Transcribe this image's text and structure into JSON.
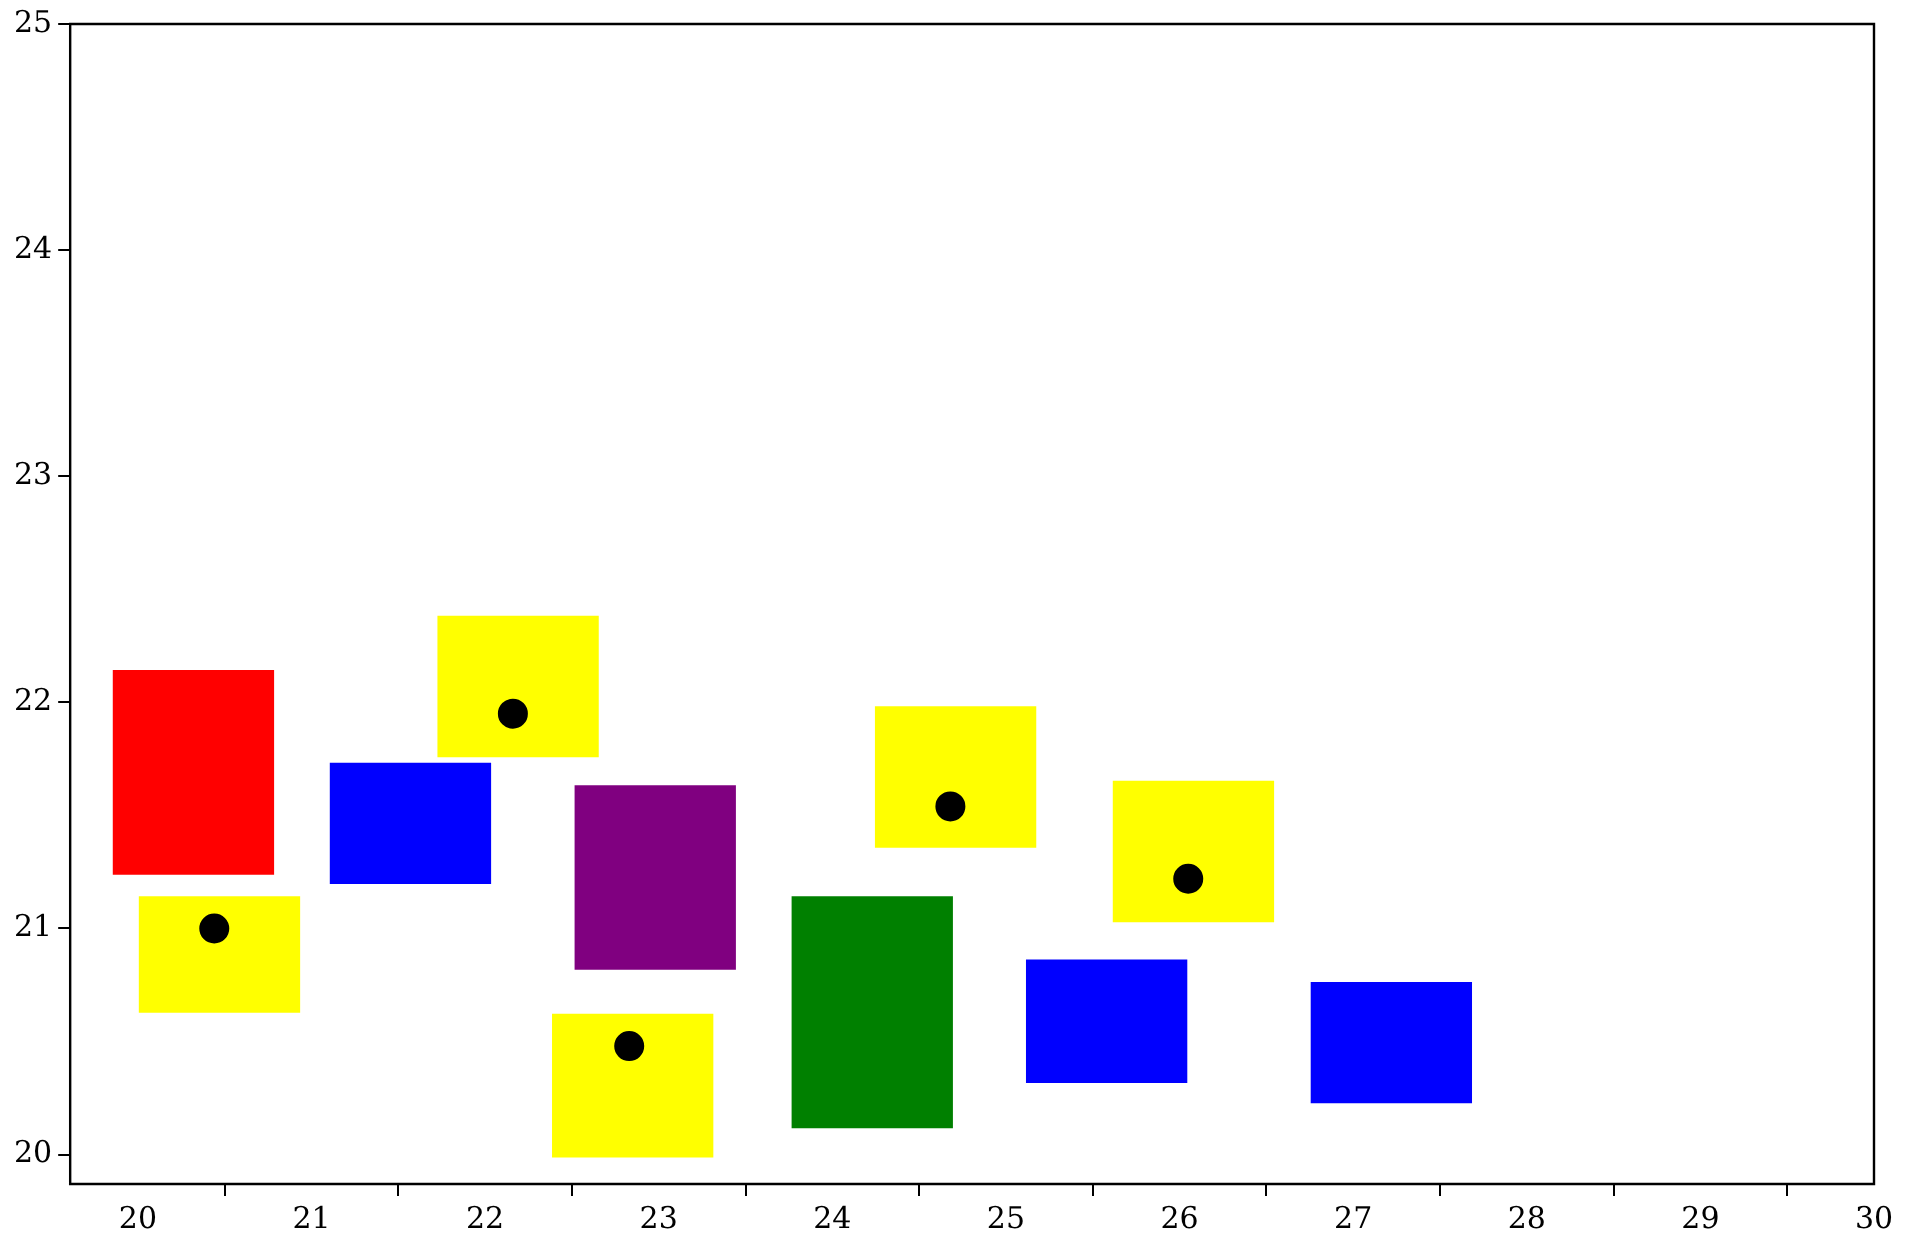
{
  "chart_data": {
    "type": "bar",
    "xlim": [
      19.61,
      30
    ],
    "ylim": [
      19.87,
      25
    ],
    "xticks": [
      20,
      21,
      22,
      23,
      24,
      25,
      26,
      27,
      28,
      29,
      30
    ],
    "yticks": [
      20,
      21,
      22,
      23,
      24,
      25
    ],
    "grid": false,
    "legend": false,
    "series": [
      {
        "type": "bar",
        "color": "#ff0000",
        "x": [
          20.32
        ],
        "base": [
          21.24
        ],
        "values": [
          0.9
        ]
      },
      {
        "type": "bar",
        "color": "#ffff00",
        "x": [
          20.47,
          22.19,
          22.85,
          24.71,
          26.08
        ],
        "base": [
          20.63,
          21.76,
          19.99,
          21.36,
          21.03
        ],
        "values": [
          0.51,
          0.62,
          0.63,
          0.62,
          0.62
        ]
      },
      {
        "type": "bar",
        "color": "#0000ff",
        "x": [
          21.57,
          25.58,
          27.22
        ],
        "base": [
          21.2,
          20.32,
          20.23
        ],
        "values": [
          0.53,
          0.54,
          0.53
        ]
      },
      {
        "type": "bar",
        "color": "#800080",
        "x": [
          22.98
        ],
        "base": [
          20.82
        ],
        "values": [
          0.81
        ]
      },
      {
        "type": "bar",
        "color": "#008000",
        "x": [
          24.23
        ],
        "base": [
          20.12
        ],
        "values": [
          1.02
        ]
      },
      {
        "type": "scatter",
        "color": "#000000",
        "marker": "circle",
        "x": [
          20.44,
          22.16,
          22.83,
          24.68,
          26.05
        ],
        "values": [
          21.0,
          21.95,
          20.48,
          21.54,
          21.22
        ]
      }
    ]
  }
}
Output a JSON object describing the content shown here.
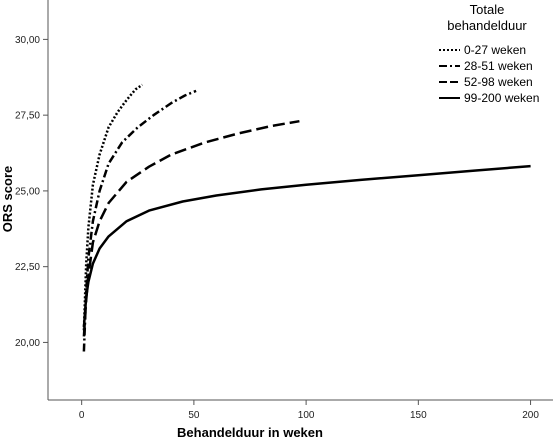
{
  "chart_data": {
    "type": "line",
    "xlabel": "Behandelduur in weken",
    "ylabel": "ORS score",
    "xlim": [
      -15,
      210
    ],
    "ylim": [
      18.1,
      31.3
    ],
    "x_ticks": [
      0,
      50,
      100,
      150,
      200
    ],
    "x_tick_labels": [
      "0",
      "50",
      "100",
      "150",
      "200"
    ],
    "y_ticks": [
      20,
      22.5,
      25,
      27.5,
      30
    ],
    "y_tick_labels": [
      "20,00",
      "22,50",
      "25,00",
      "27,50",
      "30,00"
    ],
    "grid": false,
    "legend": {
      "title_lines": [
        "Totale",
        "behandelduur"
      ],
      "placement": "top-right outside"
    },
    "series": [
      {
        "name": "0-27 weken",
        "dash": "dotted",
        "color": "#000000",
        "x": [
          1,
          2,
          3,
          5,
          8,
          12,
          16,
          20,
          24,
          27
        ],
        "y": [
          20.4,
          22.6,
          23.8,
          25.2,
          26.2,
          27.1,
          27.6,
          28.0,
          28.35,
          28.5
        ]
      },
      {
        "name": "28-51 weken",
        "dash": "dash-dot",
        "color": "#000000",
        "x": [
          1,
          2,
          3,
          5,
          8,
          12,
          18,
          25,
          32,
          40,
          46,
          51
        ],
        "y": [
          19.7,
          21.7,
          22.8,
          24.0,
          25.0,
          25.9,
          26.6,
          27.1,
          27.5,
          27.9,
          28.15,
          28.3
        ]
      },
      {
        "name": "52-98 weken",
        "dash": "long-dash",
        "color": "#000000",
        "x": [
          1,
          2,
          3,
          5,
          8,
          12,
          20,
          30,
          40,
          55,
          70,
          85,
          97
        ],
        "y": [
          20.2,
          21.4,
          22.2,
          23.3,
          24.0,
          24.6,
          25.3,
          25.8,
          26.2,
          26.6,
          26.9,
          27.15,
          27.3
        ]
      },
      {
        "name": "99-200 weken",
        "dash": "solid",
        "color": "#000000",
        "x": [
          1,
          2,
          3,
          5,
          8,
          12,
          20,
          30,
          45,
          60,
          80,
          100,
          125,
          150,
          175,
          200
        ],
        "y": [
          20.5,
          21.5,
          22.0,
          22.6,
          23.1,
          23.5,
          24.0,
          24.35,
          24.65,
          24.85,
          25.05,
          25.2,
          25.37,
          25.52,
          25.67,
          25.82
        ]
      }
    ]
  }
}
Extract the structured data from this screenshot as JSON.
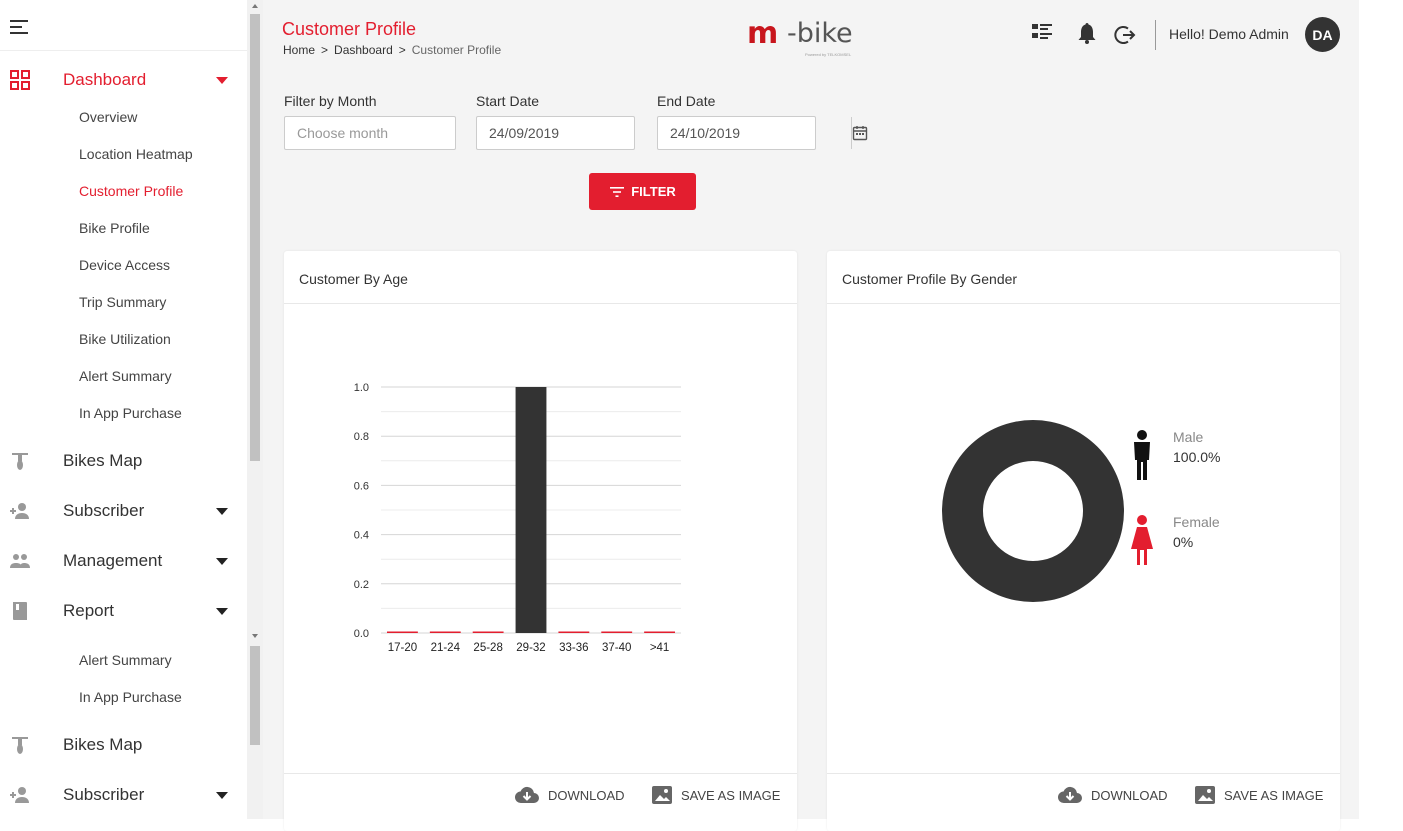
{
  "sidebar": {
    "main_items": [
      {
        "label": "Dashboard",
        "icon": "dashboard-icon",
        "active": true
      },
      {
        "label": "Bikes Map",
        "icon": "bike-icon"
      },
      {
        "label": "Subscriber",
        "icon": "add-user-icon"
      },
      {
        "label": "Management",
        "icon": "people-icon"
      },
      {
        "label": "Report",
        "icon": "book-icon"
      },
      {
        "label": "Bikes Map",
        "icon": "bike-icon"
      },
      {
        "label": "Subscriber",
        "icon": "add-user-icon"
      }
    ],
    "dashboard_sub": [
      "Overview",
      "Location Heatmap",
      "Customer Profile",
      "Bike Profile",
      "Device Access",
      "Trip Summary",
      "Bike Utilization",
      "Alert Summary",
      "In App Purchase"
    ],
    "report_sub": [
      "Alert Summary",
      "In App Purchase"
    ]
  },
  "header": {
    "title": "Customer Profile",
    "breadcrumb": [
      "Home",
      "Dashboard",
      "Customer Profile"
    ],
    "breadcrumb_sep": ">",
    "logo_m": "m",
    "logo_text": "-bike",
    "logo_tag": "Powered by TELKOMSEL",
    "greeting": "Hello! Demo Admin",
    "avatar_initials": "DA"
  },
  "filters": {
    "month_label": "Filter by Month",
    "month_placeholder": "Choose month",
    "start_label": "Start Date",
    "start_value": "24/09/2019",
    "end_label": "End Date",
    "end_value": "24/10/2019",
    "button_label": "FILTER"
  },
  "cards": {
    "age_title": "Customer By Age",
    "gender_title": "Customer Profile By Gender",
    "download_label": "DOWNLOAD",
    "save_label": "SAVE AS IMAGE"
  },
  "colors": {
    "accent": "#e31e2f",
    "dark": "#333333",
    "bar": "#333333"
  },
  "chart_data": [
    {
      "type": "bar",
      "title": "Customer By Age",
      "categories": [
        "17-20",
        "21-24",
        "25-28",
        "29-32",
        "33-36",
        "37-40",
        ">41"
      ],
      "values": [
        0,
        0,
        0,
        1,
        0,
        0,
        0
      ],
      "ylim": [
        0,
        1.0
      ],
      "yticks": [
        "0.0",
        "0.2",
        "0.4",
        "0.6",
        "0.8",
        "1.0"
      ],
      "grid": true
    },
    {
      "type": "pie",
      "title": "Customer Profile By Gender",
      "series": [
        {
          "name": "Male",
          "value": 100.0,
          "label": "100.0%",
          "color": "#333333"
        },
        {
          "name": "Female",
          "value": 0,
          "label": "0%",
          "color": "#e31e2f"
        }
      ],
      "legend": "right"
    }
  ]
}
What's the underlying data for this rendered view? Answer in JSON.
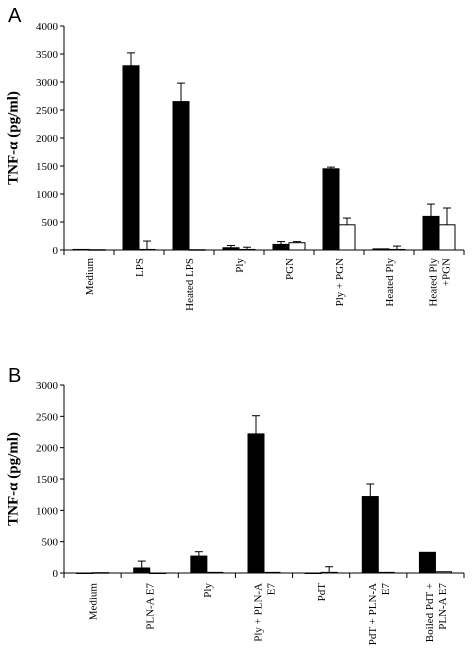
{
  "chart_data": [
    {
      "panel": "A",
      "type": "bar",
      "ylabel": "TNF-α (pg/ml)",
      "ylim": [
        0,
        4000
      ],
      "yticks": [
        0,
        500,
        1000,
        1500,
        2000,
        2500,
        3000,
        3500,
        4000
      ],
      "categories": [
        [
          "Medium"
        ],
        [
          "LPS"
        ],
        [
          "Heated LPS"
        ],
        [
          "Ply"
        ],
        [
          "PGN"
        ],
        [
          "Ply + PGN"
        ],
        [
          "Heated Ply"
        ],
        [
          "Heated Ply",
          "+PGN"
        ]
      ],
      "series": [
        {
          "color": "#000000",
          "values": [
            10,
            3290,
            2650,
            40,
            100,
            1450,
            20,
            600
          ],
          "errors": [
            0,
            230,
            330,
            40,
            50,
            30,
            0,
            220
          ]
        },
        {
          "color": "#ffffff",
          "values": [
            5,
            10,
            5,
            10,
            130,
            450,
            10,
            450
          ],
          "errors": [
            0,
            150,
            0,
            40,
            20,
            120,
            60,
            300
          ]
        }
      ]
    },
    {
      "panel": "B",
      "type": "bar",
      "ylabel": "TNF-α (pg/ml)",
      "ylim": [
        0,
        3000
      ],
      "yticks": [
        0,
        500,
        1000,
        1500,
        2000,
        2500,
        3000
      ],
      "categories": [
        [
          "Medium"
        ],
        [
          "PLN-A E7"
        ],
        [
          "Ply"
        ],
        [
          "Ply + PLN-A",
          "E7"
        ],
        [
          "PdT"
        ],
        [
          "PdT + PLN-A",
          "E7"
        ],
        [
          "Boiled PdT +",
          "PLN-A E7"
        ]
      ],
      "series": [
        {
          "color": "#000000",
          "values": [
            0,
            80,
            270,
            2220,
            0,
            1220,
            330
          ],
          "errors": [
            0,
            110,
            70,
            290,
            0,
            200,
            0
          ]
        },
        {
          "color": "#ffffff",
          "values": [
            5,
            0,
            10,
            10,
            10,
            10,
            20
          ],
          "errors": [
            0,
            0,
            0,
            0,
            90,
            0,
            0
          ]
        }
      ]
    }
  ]
}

THE TASK >>
From the records above, pull out each line that has "weken".

WRITTEN SOLUTION >>
    "xlabel": "Behandelduur in weken",
        "name": "0-27 weken",
        "name": "28-51 weken",
        "name": "52-98 weken",
        "name": "99-200 weken",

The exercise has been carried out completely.